[begin Extracted data]

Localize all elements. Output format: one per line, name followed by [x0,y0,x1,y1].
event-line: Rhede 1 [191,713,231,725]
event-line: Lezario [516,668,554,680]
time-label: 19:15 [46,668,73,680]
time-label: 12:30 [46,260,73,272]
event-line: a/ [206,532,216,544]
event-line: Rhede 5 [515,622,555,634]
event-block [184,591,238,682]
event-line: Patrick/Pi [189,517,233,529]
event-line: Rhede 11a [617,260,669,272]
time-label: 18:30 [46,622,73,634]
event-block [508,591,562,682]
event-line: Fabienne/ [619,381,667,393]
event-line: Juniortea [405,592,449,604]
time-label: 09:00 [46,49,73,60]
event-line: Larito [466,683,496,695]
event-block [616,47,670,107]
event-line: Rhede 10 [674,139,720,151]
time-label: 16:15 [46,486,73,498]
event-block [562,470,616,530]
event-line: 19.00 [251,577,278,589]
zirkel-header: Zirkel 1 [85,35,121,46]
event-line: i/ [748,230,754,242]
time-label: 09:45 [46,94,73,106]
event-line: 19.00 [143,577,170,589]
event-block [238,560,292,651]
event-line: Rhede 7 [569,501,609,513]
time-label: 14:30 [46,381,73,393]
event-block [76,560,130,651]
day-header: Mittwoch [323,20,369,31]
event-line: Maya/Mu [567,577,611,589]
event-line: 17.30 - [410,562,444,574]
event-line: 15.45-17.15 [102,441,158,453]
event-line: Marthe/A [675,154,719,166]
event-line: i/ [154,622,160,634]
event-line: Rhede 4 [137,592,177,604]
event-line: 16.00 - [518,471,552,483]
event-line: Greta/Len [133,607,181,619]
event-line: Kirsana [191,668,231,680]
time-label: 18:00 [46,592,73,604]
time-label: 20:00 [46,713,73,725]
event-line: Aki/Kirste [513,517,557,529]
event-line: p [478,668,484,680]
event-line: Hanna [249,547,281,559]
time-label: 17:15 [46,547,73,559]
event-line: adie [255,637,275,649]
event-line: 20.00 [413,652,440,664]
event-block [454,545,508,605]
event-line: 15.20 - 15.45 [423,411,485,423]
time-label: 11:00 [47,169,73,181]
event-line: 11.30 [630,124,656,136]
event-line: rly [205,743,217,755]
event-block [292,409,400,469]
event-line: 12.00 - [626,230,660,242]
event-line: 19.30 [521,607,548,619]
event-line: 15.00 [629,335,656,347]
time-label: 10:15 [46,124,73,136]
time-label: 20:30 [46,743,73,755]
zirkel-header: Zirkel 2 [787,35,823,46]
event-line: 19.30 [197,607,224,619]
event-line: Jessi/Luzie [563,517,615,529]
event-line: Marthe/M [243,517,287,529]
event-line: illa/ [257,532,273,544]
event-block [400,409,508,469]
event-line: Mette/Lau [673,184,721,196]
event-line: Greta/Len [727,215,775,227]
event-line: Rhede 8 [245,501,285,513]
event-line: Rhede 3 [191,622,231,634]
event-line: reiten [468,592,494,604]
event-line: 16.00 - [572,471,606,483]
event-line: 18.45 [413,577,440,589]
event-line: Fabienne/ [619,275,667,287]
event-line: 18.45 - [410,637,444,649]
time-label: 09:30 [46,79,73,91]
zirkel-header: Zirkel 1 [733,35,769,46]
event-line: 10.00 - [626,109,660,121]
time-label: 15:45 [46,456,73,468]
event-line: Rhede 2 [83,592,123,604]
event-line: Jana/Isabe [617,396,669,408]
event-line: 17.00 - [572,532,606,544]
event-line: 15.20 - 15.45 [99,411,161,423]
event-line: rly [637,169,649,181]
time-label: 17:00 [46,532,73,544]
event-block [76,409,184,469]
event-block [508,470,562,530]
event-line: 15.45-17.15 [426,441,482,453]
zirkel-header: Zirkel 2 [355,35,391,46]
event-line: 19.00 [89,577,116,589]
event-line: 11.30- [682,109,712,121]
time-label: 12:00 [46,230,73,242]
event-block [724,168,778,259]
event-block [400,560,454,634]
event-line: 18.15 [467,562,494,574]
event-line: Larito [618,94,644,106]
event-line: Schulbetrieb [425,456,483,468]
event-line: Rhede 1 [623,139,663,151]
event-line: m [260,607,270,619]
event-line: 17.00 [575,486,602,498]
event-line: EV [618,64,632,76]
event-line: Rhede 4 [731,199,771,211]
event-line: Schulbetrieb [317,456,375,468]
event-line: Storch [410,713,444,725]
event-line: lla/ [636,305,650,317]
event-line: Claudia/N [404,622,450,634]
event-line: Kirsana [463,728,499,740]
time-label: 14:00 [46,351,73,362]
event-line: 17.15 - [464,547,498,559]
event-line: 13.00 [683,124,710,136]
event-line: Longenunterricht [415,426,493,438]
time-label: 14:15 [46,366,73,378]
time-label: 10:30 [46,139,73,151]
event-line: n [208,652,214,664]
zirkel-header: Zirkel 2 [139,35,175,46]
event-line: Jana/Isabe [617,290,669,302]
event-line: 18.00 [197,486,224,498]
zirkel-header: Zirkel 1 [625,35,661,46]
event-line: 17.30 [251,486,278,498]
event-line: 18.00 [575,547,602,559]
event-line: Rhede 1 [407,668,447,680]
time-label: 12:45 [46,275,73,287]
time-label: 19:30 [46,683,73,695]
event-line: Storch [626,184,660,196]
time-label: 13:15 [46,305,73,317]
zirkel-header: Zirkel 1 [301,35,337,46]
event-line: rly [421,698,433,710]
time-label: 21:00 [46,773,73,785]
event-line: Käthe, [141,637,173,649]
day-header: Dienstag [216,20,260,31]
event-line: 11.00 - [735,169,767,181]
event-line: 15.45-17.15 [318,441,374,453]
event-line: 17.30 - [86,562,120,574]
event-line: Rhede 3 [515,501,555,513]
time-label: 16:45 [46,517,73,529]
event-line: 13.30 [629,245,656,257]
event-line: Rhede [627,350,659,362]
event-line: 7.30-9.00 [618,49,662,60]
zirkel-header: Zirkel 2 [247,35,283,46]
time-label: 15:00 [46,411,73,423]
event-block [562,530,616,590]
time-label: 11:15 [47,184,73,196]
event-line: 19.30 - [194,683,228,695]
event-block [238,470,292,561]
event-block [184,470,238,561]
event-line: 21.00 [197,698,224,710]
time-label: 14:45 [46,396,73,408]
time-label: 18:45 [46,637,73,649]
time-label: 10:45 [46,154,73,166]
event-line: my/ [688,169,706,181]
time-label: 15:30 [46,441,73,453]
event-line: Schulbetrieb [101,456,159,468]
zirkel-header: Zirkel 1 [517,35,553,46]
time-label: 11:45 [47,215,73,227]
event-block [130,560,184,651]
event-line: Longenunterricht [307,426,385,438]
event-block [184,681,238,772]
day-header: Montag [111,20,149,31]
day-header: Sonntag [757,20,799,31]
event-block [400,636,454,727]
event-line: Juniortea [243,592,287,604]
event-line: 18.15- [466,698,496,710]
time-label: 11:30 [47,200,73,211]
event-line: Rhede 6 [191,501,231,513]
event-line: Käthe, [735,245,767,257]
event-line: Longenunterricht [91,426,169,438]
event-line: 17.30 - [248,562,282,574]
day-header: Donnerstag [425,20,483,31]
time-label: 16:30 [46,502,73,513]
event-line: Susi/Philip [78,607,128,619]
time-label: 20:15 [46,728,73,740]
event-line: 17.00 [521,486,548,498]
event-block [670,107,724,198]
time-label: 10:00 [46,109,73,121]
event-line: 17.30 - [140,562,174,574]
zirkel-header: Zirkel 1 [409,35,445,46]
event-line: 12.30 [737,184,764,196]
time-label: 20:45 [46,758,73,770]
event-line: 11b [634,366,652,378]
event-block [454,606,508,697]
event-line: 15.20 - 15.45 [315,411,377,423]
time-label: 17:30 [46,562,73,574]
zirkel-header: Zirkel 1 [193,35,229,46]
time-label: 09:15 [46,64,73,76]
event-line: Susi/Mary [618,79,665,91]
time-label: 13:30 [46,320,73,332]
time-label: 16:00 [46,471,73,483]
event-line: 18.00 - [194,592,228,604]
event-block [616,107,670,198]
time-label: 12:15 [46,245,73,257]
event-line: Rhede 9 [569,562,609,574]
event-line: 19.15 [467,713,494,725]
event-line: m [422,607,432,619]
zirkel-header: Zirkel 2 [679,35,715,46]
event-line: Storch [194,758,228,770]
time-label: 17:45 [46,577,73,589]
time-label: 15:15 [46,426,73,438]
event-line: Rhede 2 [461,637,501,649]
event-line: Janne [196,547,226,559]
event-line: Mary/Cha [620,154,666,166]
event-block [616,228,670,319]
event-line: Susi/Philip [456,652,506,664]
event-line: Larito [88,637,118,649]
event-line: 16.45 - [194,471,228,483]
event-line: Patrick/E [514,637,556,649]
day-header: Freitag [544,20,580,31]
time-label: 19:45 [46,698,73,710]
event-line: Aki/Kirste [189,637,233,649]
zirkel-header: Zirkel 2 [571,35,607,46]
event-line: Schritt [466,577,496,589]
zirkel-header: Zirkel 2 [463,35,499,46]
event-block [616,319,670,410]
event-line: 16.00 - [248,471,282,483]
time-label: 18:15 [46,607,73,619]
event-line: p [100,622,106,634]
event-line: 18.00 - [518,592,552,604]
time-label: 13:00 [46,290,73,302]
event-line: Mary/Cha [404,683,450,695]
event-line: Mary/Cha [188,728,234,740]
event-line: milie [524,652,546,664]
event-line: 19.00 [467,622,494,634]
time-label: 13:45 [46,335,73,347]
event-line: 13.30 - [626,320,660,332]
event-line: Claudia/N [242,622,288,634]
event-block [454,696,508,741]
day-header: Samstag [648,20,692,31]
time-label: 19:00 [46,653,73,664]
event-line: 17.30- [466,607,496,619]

[end Extracted data]

# To do
Lay out the lines from the start of the records through the line containing "event-line: Rhede 5 [515,622,555,634]" as a JSON list of strings, one string per line, with blank lines left out.

# Response to the task
[
  "Localize all elements. Output format: one per line, name followed by [x0,y0,x1,y1].",
  "event-line: Rhede 1 [191,713,231,725]",
  "event-line: Lezario [516,668,554,680]",
  "time-label: 19:15 [46,668,73,680]",
  "time-label: 12:30 [46,260,73,272]",
  "event-line: a/ [206,532,216,544]",
  "event-line: Rhede 5 [515,622,555,634]"
]